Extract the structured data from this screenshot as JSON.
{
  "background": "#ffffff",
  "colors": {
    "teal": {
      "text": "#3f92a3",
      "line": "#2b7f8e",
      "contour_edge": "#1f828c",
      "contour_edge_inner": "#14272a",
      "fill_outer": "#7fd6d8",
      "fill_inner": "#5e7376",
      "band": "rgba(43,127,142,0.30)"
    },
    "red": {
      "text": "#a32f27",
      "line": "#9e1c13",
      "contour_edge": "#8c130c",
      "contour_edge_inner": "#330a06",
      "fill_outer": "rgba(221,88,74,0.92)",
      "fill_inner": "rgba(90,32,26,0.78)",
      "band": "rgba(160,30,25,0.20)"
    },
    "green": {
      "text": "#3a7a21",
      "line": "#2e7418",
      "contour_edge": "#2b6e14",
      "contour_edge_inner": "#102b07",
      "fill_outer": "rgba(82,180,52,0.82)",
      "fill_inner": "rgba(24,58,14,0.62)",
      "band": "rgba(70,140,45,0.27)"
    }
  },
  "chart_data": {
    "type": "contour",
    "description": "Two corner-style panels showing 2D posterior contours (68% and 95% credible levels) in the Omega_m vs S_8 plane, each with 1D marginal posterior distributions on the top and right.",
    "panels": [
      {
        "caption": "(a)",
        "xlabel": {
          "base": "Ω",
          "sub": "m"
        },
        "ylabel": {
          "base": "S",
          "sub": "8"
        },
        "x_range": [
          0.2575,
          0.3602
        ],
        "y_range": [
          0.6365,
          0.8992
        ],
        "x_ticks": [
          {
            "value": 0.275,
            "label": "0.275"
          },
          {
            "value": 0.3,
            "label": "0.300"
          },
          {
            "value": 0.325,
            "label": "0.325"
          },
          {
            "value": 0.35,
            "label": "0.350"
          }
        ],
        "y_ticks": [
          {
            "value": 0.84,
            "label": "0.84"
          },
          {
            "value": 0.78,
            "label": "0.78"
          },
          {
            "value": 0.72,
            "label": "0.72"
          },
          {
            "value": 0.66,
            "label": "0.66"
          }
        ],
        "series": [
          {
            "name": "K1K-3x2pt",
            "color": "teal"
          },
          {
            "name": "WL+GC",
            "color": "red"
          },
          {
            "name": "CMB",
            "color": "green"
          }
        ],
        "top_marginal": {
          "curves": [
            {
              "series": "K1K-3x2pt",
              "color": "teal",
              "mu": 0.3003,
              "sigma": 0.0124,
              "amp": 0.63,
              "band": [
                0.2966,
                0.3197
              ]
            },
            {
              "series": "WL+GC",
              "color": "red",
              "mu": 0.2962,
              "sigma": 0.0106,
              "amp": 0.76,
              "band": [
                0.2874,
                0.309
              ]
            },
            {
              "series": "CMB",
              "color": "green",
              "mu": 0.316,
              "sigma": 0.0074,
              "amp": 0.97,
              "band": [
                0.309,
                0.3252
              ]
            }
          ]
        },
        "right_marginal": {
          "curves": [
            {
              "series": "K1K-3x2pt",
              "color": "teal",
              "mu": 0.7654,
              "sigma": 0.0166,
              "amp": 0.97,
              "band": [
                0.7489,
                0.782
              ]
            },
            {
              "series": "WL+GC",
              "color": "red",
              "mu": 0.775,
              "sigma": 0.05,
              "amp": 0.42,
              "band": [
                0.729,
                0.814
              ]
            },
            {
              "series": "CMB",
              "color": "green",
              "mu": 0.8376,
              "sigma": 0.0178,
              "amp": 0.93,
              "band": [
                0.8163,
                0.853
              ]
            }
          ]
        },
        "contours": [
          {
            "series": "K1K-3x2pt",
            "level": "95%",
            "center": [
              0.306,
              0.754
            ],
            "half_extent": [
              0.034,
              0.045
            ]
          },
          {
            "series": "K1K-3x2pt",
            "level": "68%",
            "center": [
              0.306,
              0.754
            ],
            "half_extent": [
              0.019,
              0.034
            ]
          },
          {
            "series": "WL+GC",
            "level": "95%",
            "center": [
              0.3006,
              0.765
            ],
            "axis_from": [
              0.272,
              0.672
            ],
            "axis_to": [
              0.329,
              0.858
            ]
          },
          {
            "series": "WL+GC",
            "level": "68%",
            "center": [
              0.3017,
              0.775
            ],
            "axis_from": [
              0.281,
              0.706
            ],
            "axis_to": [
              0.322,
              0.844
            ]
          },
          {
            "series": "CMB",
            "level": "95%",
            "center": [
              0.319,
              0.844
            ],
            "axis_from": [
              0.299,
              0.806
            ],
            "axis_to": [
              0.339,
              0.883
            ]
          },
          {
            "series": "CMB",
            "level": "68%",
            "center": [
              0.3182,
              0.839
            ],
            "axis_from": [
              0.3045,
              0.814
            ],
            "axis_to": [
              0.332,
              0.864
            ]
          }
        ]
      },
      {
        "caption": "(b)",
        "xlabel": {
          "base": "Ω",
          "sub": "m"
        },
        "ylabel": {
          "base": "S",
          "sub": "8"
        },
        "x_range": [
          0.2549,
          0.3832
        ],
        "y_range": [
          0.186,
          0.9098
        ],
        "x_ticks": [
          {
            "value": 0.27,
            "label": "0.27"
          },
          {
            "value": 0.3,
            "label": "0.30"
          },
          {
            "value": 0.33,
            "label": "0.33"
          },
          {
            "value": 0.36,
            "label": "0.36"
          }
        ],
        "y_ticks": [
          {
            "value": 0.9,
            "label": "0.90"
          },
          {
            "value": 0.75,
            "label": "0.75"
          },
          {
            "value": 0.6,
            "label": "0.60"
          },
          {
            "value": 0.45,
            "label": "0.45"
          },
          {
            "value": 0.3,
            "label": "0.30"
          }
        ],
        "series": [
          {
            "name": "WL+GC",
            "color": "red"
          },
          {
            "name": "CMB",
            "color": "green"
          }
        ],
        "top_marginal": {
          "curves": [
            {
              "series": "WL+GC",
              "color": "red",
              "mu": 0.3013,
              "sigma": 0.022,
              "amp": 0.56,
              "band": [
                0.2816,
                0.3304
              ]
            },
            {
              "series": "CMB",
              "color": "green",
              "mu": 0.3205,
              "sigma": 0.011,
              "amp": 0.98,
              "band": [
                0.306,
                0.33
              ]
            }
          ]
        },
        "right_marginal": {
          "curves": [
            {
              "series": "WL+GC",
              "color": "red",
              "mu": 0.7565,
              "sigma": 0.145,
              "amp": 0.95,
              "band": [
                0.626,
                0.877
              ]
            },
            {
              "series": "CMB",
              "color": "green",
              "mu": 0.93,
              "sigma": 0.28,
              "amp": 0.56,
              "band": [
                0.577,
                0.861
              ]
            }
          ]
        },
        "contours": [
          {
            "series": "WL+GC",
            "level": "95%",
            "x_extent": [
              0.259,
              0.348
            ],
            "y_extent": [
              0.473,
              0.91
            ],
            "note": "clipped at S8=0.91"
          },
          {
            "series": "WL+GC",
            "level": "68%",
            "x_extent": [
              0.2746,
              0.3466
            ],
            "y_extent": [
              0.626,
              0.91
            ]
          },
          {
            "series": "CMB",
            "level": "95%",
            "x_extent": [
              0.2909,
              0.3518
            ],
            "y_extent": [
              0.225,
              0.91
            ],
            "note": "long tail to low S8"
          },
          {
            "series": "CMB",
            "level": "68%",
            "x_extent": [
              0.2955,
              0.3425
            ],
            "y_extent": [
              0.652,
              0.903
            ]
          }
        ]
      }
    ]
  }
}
=======
Set down the entries above again, word for word.

> **FULL OUTPUT**:
Extract the structured data from this screenshot as JSON.
{
  "background": "#ffffff",
  "colors": {
    "teal": {
      "text": "#3f92a3",
      "line": "#2b7f8e",
      "contour_edge": "#1f828c",
      "contour_edge_inner": "#14272a",
      "fill_outer": "#7fd6d8",
      "fill_inner": "#5e7376",
      "band": "rgba(43,127,142,0.30)"
    },
    "red": {
      "text": "#a32f27",
      "line": "#9e1c13",
      "contour_edge": "#8c130c",
      "contour_edge_inner": "#330a06",
      "fill_outer": "rgba(221,88,74,0.92)",
      "fill_inner": "rgba(90,32,26,0.78)",
      "band": "rgba(160,30,25,0.20)"
    },
    "green": {
      "text": "#3a7a21",
      "line": "#2e7418",
      "contour_edge": "#2b6e14",
      "contour_edge_inner": "#102b07",
      "fill_outer": "rgba(82,180,52,0.82)",
      "fill_inner": "rgba(24,58,14,0.62)",
      "band": "rgba(70,140,45,0.27)"
    }
  },
  "chart_data": {
    "type": "contour",
    "description": "Two corner-style panels showing 2D posterior contours (68% and 95% credible levels) in the Omega_m vs S_8 plane, each with 1D marginal posterior distributions on the top and right.",
    "panels": [
      {
        "caption": "(a)",
        "xlabel": {
          "base": "Ω",
          "sub": "m"
        },
        "ylabel": {
          "base": "S",
          "sub": "8"
        },
        "x_range": [
          0.2575,
          0.3602
        ],
        "y_range": [
          0.6365,
          0.8992
        ],
        "x_ticks": [
          {
            "value": 0.275,
            "label": "0.275"
          },
          {
            "value": 0.3,
            "label": "0.300"
          },
          {
            "value": 0.325,
            "label": "0.325"
          },
          {
            "value": 0.35,
            "label": "0.350"
          }
        ],
        "y_ticks": [
          {
            "value": 0.84,
            "label": "0.84"
          },
          {
            "value": 0.78,
            "label": "0.78"
          },
          {
            "value": 0.72,
            "label": "0.72"
          },
          {
            "value": 0.66,
            "label": "0.66"
          }
        ],
        "series": [
          {
            "name": "K1K-3x2pt",
            "color": "teal"
          },
          {
            "name": "WL+GC",
            "color": "red"
          },
          {
            "name": "CMB",
            "color": "green"
          }
        ],
        "top_marginal": {
          "curves": [
            {
              "series": "K1K-3x2pt",
              "color": "teal",
              "mu": 0.3003,
              "sigma": 0.0124,
              "amp": 0.63,
              "band": [
                0.2966,
                0.3197
              ]
            },
            {
              "series": "WL+GC",
              "color": "red",
              "mu": 0.2962,
              "sigma": 0.0106,
              "amp": 0.76,
              "band": [
                0.2874,
                0.309
              ]
            },
            {
              "series": "CMB",
              "color": "green",
              "mu": 0.316,
              "sigma": 0.0074,
              "amp": 0.97,
              "band": [
                0.309,
                0.3252
              ]
            }
          ]
        },
        "right_marginal": {
          "curves": [
            {
              "series": "K1K-3x2pt",
              "color": "teal",
              "mu": 0.7654,
              "sigma": 0.0166,
              "amp": 0.97,
              "band": [
                0.7489,
                0.782
              ]
            },
            {
              "series": "WL+GC",
              "color": "red",
              "mu": 0.775,
              "sigma": 0.05,
              "amp": 0.42,
              "band": [
                0.729,
                0.814
              ]
            },
            {
              "series": "CMB",
              "color": "green",
              "mu": 0.8376,
              "sigma": 0.0178,
              "amp": 0.93,
              "band": [
                0.8163,
                0.853
              ]
            }
          ]
        },
        "contours": [
          {
            "series": "K1K-3x2pt",
            "level": "95%",
            "center": [
              0.306,
              0.754
            ],
            "half_extent": [
              0.034,
              0.045
            ]
          },
          {
            "series": "K1K-3x2pt",
            "level": "68%",
            "center": [
              0.306,
              0.754
            ],
            "half_extent": [
              0.019,
              0.034
            ]
          },
          {
            "series": "WL+GC",
            "level": "95%",
            "center": [
              0.3006,
              0.765
            ],
            "axis_from": [
              0.272,
              0.672
            ],
            "axis_to": [
              0.329,
              0.858
            ]
          },
          {
            "series": "WL+GC",
            "level": "68%",
            "center": [
              0.3017,
              0.775
            ],
            "axis_from": [
              0.281,
              0.706
            ],
            "axis_to": [
              0.322,
              0.844
            ]
          },
          {
            "series": "CMB",
            "level": "95%",
            "center": [
              0.319,
              0.844
            ],
            "axis_from": [
              0.299,
              0.806
            ],
            "axis_to": [
              0.339,
              0.883
            ]
          },
          {
            "series": "CMB",
            "level": "68%",
            "center": [
              0.3182,
              0.839
            ],
            "axis_from": [
              0.3045,
              0.814
            ],
            "axis_to": [
              0.332,
              0.864
            ]
          }
        ]
      },
      {
        "caption": "(b)",
        "xlabel": {
          "base": "Ω",
          "sub": "m"
        },
        "ylabel": {
          "base": "S",
          "sub": "8"
        },
        "x_range": [
          0.2549,
          0.3832
        ],
        "y_range": [
          0.186,
          0.9098
        ],
        "x_ticks": [
          {
            "value": 0.27,
            "label": "0.27"
          },
          {
            "value": 0.3,
            "label": "0.30"
          },
          {
            "value": 0.33,
            "label": "0.33"
          },
          {
            "value": 0.36,
            "label": "0.36"
          }
        ],
        "y_ticks": [
          {
            "value": 0.9,
            "label": "0.90"
          },
          {
            "value": 0.75,
            "label": "0.75"
          },
          {
            "value": 0.6,
            "label": "0.60"
          },
          {
            "value": 0.45,
            "label": "0.45"
          },
          {
            "value": 0.3,
            "label": "0.30"
          }
        ],
        "series": [
          {
            "name": "WL+GC",
            "color": "red"
          },
          {
            "name": "CMB",
            "color": "green"
          }
        ],
        "top_marginal": {
          "curves": [
            {
              "series": "WL+GC",
              "color": "red",
              "mu": 0.3013,
              "sigma": 0.022,
              "amp": 0.56,
              "band": [
                0.2816,
                0.3304
              ]
            },
            {
              "series": "CMB",
              "color": "green",
              "mu": 0.3205,
              "sigma": 0.011,
              "amp": 0.98,
              "band": [
                0.306,
                0.33
              ]
            }
          ]
        },
        "right_marginal": {
          "curves": [
            {
              "series": "WL+GC",
              "color": "red",
              "mu": 0.7565,
              "sigma": 0.145,
              "amp": 0.95,
              "band": [
                0.626,
                0.877
              ]
            },
            {
              "series": "CMB",
              "color": "green",
              "mu": 0.93,
              "sigma": 0.28,
              "amp": 0.56,
              "band": [
                0.577,
                0.861
              ]
            }
          ]
        },
        "contours": [
          {
            "series": "WL+GC",
            "level": "95%",
            "x_extent": [
              0.259,
              0.348
            ],
            "y_extent": [
              0.473,
              0.91
            ],
            "note": "clipped at S8=0.91"
          },
          {
            "series": "WL+GC",
            "level": "68%",
            "x_extent": [
              0.2746,
              0.3466
            ],
            "y_extent": [
              0.626,
              0.91
            ]
          },
          {
            "series": "CMB",
            "level": "95%",
            "x_extent": [
              0.2909,
              0.3518
            ],
            "y_extent": [
              0.225,
              0.91
            ],
            "note": "long tail to low S8"
          },
          {
            "series": "CMB",
            "level": "68%",
            "x_extent": [
              0.2955,
              0.3425
            ],
            "y_extent": [
              0.652,
              0.903
            ]
          }
        ]
      }
    ]
  }
}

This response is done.